> [Direction] Swap "print-button" for "print-btn" in the data from the start through the line with "cut-icon bbox=[276, 229, 288, 243]", and write out only those lines with everything else unchanged.

--- Recorded data ---

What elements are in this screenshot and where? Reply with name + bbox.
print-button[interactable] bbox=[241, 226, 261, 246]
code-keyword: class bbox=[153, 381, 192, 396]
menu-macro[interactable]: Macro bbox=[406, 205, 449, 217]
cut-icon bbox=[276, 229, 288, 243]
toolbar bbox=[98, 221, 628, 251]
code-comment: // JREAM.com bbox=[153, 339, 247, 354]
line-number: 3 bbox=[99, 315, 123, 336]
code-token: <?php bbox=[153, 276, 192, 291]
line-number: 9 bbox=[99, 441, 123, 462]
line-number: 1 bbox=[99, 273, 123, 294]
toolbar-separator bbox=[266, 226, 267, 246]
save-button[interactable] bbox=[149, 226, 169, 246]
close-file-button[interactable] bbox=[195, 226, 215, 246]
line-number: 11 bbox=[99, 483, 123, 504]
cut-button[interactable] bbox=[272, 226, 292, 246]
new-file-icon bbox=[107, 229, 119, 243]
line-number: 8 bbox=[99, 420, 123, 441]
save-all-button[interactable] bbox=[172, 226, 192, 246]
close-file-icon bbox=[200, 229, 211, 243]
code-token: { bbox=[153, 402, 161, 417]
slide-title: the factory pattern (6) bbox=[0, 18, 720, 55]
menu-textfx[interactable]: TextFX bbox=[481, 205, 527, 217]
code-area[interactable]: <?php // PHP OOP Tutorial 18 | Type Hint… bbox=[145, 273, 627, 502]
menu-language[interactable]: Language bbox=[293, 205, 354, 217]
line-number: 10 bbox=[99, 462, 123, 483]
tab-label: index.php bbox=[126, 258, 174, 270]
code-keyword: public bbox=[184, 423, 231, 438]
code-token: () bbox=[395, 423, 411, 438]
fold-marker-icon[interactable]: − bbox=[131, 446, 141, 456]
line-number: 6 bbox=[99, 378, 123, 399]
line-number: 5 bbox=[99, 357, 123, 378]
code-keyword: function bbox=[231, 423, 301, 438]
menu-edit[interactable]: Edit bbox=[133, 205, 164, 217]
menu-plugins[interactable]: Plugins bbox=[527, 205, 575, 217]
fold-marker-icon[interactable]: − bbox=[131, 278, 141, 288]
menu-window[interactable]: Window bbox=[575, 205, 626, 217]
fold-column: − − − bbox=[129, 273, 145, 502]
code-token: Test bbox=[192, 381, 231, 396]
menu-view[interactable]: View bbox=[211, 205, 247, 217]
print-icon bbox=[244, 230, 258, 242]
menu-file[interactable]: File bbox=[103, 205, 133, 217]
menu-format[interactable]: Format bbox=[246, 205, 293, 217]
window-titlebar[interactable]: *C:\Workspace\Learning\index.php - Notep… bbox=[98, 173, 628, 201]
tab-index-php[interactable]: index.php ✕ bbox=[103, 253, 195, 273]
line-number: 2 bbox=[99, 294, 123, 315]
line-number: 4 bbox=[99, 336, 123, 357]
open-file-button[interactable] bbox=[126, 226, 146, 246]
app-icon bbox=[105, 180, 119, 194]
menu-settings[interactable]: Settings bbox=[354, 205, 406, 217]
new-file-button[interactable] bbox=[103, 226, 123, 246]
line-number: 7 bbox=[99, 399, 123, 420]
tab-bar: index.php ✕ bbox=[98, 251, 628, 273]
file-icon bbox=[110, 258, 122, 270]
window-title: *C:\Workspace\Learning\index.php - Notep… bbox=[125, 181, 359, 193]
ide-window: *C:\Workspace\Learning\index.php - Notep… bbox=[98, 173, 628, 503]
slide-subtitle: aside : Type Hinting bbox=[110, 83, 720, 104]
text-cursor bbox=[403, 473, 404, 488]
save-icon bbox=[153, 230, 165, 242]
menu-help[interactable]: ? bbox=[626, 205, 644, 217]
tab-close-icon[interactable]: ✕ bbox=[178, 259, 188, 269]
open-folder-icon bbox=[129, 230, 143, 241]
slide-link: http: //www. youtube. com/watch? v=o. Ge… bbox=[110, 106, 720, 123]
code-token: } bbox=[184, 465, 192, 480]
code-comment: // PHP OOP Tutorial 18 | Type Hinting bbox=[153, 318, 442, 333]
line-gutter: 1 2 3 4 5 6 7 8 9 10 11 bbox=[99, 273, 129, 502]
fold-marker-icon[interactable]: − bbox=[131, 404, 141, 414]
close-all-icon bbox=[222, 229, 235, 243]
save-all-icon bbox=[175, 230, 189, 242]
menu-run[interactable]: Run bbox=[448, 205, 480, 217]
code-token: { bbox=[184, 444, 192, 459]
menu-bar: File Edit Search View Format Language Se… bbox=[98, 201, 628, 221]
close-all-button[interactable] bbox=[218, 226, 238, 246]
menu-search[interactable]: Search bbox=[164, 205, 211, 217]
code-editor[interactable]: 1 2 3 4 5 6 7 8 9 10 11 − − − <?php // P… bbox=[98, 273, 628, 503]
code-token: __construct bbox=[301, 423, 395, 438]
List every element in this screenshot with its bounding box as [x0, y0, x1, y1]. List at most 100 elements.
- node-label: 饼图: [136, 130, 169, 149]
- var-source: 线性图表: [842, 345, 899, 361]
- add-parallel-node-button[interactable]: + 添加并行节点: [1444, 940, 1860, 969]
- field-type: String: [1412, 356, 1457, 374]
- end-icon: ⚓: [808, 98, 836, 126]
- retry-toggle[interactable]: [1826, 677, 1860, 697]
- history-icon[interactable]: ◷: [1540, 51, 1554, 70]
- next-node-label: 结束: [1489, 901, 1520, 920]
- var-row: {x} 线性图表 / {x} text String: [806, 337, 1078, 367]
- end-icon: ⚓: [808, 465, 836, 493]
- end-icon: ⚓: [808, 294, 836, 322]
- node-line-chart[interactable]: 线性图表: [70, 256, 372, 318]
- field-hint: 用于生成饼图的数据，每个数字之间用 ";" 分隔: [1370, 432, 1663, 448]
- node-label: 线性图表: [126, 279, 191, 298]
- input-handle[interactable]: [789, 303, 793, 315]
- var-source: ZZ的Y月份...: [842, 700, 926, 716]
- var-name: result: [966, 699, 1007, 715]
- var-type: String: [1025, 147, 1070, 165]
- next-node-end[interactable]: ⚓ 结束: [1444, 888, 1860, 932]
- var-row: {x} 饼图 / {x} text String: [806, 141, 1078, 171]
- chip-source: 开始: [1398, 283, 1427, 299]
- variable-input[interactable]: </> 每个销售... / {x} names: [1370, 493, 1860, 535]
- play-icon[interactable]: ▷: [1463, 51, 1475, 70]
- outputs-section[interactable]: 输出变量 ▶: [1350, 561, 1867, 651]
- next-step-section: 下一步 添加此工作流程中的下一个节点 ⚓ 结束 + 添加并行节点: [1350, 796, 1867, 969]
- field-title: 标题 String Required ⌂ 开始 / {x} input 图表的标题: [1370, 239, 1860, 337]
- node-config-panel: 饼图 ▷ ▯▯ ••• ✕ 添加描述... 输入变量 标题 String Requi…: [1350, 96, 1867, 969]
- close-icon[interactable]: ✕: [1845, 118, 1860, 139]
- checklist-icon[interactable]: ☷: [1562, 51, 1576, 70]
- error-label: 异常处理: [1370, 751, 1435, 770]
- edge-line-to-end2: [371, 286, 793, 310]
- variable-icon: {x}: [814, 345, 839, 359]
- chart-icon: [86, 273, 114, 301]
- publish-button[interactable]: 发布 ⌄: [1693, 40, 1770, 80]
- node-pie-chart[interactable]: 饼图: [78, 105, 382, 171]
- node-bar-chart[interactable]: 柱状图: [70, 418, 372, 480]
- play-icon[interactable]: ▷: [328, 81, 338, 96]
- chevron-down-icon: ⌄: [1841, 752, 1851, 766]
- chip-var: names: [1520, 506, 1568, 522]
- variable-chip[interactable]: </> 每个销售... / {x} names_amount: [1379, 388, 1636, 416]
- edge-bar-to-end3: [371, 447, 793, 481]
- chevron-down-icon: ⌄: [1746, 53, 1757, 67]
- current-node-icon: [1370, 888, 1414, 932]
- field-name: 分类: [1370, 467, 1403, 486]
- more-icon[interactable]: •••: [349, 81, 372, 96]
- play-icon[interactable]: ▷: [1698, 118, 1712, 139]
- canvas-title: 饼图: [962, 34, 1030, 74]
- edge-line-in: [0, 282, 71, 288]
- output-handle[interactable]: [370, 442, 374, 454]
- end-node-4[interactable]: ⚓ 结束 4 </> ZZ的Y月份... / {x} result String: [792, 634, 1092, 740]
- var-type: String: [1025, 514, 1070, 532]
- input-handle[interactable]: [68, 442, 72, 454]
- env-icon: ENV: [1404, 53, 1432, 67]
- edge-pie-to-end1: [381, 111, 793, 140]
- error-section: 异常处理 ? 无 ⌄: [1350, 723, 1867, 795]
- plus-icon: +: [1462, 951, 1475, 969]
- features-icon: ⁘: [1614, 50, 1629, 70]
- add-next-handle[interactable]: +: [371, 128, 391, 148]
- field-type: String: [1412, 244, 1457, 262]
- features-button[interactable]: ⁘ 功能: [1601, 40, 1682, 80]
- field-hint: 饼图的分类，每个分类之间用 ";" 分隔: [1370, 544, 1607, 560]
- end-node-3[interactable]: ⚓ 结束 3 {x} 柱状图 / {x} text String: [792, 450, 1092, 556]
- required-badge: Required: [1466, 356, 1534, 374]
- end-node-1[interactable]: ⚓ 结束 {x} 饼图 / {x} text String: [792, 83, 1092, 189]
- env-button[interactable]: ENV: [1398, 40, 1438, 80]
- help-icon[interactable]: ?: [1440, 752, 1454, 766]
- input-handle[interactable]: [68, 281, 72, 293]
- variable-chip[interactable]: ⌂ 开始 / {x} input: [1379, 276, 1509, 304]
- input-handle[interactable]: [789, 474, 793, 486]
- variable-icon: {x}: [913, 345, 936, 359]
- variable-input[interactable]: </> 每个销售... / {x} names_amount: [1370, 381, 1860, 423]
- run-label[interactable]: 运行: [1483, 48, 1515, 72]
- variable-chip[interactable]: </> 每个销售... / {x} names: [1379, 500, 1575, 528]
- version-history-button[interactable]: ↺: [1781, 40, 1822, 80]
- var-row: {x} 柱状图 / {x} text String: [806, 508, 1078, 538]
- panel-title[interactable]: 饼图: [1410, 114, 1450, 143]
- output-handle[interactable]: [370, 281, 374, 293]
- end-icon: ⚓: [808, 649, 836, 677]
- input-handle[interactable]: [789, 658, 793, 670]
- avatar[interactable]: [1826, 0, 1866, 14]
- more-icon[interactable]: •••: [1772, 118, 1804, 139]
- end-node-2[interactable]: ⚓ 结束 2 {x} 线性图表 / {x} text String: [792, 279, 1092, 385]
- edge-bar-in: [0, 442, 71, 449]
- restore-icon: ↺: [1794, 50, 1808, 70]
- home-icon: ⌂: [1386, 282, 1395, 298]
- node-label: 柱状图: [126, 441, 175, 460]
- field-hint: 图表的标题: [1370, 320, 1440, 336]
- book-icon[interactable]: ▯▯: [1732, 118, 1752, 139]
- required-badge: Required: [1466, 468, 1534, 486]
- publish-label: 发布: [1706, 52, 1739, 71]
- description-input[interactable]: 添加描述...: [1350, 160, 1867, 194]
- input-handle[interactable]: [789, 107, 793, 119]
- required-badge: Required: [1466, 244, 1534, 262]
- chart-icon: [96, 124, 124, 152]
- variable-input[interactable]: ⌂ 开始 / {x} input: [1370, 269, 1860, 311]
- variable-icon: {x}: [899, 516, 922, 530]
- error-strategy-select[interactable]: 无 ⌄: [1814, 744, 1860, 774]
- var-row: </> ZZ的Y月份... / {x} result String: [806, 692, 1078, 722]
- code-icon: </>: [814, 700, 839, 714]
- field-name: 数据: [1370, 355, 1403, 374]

---

> [Full output]
What elements are in this screenshot and where? Reply with name + bbox.
print-btn[interactable] bbox=[241, 226, 261, 246]
code-keyword: class bbox=[153, 381, 192, 396]
menu-macro[interactable]: Macro bbox=[406, 205, 449, 217]
cut-icon bbox=[276, 229, 288, 243]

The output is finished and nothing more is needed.